(Stored records)
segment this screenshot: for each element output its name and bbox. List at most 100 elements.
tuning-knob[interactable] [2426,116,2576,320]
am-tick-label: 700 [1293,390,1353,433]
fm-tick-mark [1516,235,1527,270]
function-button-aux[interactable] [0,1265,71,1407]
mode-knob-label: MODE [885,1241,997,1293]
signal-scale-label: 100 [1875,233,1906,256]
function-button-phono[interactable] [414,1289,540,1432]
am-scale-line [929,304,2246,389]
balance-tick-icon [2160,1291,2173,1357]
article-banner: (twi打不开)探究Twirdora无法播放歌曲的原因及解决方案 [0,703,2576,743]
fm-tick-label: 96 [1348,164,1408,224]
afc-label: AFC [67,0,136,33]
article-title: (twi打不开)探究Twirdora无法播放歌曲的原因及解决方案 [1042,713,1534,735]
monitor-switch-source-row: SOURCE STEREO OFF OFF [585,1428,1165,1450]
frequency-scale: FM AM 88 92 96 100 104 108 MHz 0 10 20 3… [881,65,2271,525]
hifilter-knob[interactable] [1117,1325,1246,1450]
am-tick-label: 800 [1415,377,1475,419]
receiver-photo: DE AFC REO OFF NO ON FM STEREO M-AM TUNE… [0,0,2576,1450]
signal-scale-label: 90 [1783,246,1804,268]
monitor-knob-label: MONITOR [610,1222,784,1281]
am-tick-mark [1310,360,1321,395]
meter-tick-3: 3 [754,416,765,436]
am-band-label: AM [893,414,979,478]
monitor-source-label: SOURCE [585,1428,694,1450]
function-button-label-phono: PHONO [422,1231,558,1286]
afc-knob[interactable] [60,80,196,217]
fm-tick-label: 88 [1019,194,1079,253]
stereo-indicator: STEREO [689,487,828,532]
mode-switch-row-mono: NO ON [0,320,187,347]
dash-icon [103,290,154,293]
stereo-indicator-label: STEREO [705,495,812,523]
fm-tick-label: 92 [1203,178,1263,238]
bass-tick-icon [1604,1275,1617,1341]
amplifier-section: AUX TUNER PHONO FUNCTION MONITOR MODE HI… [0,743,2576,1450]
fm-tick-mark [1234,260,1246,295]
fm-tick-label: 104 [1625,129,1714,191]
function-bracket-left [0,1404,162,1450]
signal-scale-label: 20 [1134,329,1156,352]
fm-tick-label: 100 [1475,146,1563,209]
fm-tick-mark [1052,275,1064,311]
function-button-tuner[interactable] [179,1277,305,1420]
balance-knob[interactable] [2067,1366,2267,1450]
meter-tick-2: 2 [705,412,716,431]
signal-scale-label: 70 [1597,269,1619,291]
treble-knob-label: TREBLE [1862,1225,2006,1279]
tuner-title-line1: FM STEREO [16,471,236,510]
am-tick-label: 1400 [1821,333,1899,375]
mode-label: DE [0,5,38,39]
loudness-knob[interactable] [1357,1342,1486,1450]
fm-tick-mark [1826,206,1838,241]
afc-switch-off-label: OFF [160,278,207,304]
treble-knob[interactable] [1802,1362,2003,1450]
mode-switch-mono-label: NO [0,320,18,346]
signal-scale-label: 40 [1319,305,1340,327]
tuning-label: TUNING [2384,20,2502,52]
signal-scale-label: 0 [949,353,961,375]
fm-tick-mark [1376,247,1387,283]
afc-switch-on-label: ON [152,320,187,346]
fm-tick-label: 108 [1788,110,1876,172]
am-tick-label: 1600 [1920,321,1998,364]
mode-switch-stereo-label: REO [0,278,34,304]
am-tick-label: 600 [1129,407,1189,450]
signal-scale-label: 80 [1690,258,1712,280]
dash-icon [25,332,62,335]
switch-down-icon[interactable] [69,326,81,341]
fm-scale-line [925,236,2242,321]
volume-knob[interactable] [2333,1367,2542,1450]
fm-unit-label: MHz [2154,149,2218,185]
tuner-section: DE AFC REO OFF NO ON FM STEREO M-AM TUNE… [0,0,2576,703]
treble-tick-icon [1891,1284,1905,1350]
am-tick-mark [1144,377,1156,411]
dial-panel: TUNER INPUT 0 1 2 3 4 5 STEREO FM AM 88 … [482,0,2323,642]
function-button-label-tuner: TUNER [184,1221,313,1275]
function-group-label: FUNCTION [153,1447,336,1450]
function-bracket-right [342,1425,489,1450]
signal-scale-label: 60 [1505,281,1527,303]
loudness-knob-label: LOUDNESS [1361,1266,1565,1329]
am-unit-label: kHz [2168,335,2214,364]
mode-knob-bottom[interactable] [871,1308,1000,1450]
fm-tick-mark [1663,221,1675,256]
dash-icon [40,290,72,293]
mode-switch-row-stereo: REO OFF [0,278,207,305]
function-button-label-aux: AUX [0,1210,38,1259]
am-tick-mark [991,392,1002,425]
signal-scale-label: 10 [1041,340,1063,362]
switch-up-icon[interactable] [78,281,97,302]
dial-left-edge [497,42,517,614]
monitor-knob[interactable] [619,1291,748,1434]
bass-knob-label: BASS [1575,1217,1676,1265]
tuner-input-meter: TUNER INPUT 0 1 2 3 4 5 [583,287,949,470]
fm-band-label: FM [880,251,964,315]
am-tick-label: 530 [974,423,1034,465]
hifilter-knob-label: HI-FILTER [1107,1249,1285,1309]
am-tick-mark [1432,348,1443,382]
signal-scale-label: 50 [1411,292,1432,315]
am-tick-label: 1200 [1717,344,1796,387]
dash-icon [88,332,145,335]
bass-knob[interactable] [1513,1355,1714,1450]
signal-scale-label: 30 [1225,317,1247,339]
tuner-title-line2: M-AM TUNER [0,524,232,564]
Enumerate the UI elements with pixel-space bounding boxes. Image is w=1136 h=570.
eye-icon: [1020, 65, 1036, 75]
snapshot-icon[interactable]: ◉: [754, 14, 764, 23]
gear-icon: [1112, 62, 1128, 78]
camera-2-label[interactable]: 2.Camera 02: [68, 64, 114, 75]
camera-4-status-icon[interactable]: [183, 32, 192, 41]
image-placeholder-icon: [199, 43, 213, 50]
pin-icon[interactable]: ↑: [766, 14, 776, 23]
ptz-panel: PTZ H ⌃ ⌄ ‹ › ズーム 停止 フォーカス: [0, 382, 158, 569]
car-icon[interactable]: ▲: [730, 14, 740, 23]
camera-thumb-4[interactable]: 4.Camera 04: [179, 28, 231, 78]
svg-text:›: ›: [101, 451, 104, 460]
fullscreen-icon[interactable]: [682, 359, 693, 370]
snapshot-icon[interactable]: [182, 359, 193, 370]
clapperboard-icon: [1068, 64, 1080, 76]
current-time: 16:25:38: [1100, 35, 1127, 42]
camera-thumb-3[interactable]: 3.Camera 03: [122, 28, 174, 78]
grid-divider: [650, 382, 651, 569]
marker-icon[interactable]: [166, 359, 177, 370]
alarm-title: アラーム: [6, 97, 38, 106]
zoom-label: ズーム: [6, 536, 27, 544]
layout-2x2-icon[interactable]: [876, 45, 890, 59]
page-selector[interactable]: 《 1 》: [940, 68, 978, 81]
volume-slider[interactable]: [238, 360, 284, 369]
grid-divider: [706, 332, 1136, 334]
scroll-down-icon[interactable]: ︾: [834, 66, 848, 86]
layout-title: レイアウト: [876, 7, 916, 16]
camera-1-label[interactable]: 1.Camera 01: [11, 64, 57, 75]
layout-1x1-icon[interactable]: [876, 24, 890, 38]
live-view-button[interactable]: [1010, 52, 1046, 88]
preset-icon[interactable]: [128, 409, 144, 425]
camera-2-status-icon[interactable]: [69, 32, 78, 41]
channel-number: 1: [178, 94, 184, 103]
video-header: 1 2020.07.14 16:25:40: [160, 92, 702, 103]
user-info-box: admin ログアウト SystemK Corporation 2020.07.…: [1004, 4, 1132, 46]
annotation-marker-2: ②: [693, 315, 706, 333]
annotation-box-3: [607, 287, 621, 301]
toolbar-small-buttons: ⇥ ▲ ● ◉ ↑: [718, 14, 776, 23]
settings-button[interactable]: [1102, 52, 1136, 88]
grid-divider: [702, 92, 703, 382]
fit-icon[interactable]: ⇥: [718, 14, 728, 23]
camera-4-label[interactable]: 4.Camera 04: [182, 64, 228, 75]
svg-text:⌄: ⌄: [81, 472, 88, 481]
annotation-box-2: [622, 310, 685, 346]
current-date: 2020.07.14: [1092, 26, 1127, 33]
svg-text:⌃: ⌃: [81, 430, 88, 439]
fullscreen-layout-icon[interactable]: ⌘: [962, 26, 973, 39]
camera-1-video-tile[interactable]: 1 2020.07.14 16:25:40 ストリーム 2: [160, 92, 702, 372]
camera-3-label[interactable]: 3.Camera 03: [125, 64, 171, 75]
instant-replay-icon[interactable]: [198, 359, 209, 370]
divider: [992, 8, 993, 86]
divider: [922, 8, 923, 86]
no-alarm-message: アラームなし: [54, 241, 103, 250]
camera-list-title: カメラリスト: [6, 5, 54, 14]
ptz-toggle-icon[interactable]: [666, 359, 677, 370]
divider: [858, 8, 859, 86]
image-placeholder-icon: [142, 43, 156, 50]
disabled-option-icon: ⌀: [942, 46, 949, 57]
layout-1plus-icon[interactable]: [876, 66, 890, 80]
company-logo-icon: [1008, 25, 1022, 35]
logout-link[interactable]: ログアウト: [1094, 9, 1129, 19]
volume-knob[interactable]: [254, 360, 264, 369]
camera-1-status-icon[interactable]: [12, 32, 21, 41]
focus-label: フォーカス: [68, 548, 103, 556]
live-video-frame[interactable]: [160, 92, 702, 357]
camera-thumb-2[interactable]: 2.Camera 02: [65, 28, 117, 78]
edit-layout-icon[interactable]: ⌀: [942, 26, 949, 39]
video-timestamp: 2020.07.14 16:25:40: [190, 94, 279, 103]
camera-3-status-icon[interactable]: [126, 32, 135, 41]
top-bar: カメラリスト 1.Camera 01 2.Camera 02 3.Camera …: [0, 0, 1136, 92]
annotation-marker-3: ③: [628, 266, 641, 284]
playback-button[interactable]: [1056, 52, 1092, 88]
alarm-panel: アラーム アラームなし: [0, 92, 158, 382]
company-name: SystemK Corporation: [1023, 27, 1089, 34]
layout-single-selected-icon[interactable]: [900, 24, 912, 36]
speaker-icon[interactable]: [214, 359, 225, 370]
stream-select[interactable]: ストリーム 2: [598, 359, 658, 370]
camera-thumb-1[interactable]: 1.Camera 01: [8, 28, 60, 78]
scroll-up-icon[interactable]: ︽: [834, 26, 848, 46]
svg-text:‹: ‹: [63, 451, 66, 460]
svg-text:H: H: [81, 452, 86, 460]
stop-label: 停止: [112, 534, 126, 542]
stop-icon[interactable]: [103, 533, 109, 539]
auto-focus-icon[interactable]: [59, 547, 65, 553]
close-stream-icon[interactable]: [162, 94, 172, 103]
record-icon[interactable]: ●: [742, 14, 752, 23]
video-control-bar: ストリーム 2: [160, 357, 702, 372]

### What is needed
Copy the lines word for word, beginning at the first line of the records and stopping after the line that contains "afc-label: AFC [67,0,136,33]".

### Task response
segment this screenshot: for each element output its name and bbox. List at most 100 elements.
tuning-knob[interactable] [2426,116,2576,320]
am-tick-label: 700 [1293,390,1353,433]
fm-tick-mark [1516,235,1527,270]
function-button-aux[interactable] [0,1265,71,1407]
mode-knob-label: MODE [885,1241,997,1293]
signal-scale-label: 100 [1875,233,1906,256]
function-button-phono[interactable] [414,1289,540,1432]
am-scale-line [929,304,2246,389]
balance-tick-icon [2160,1291,2173,1357]
article-banner: (twi打不开)探究Twirdora无法播放歌曲的原因及解决方案 [0,703,2576,743]
fm-tick-label: 96 [1348,164,1408,224]
afc-label: AFC [67,0,136,33]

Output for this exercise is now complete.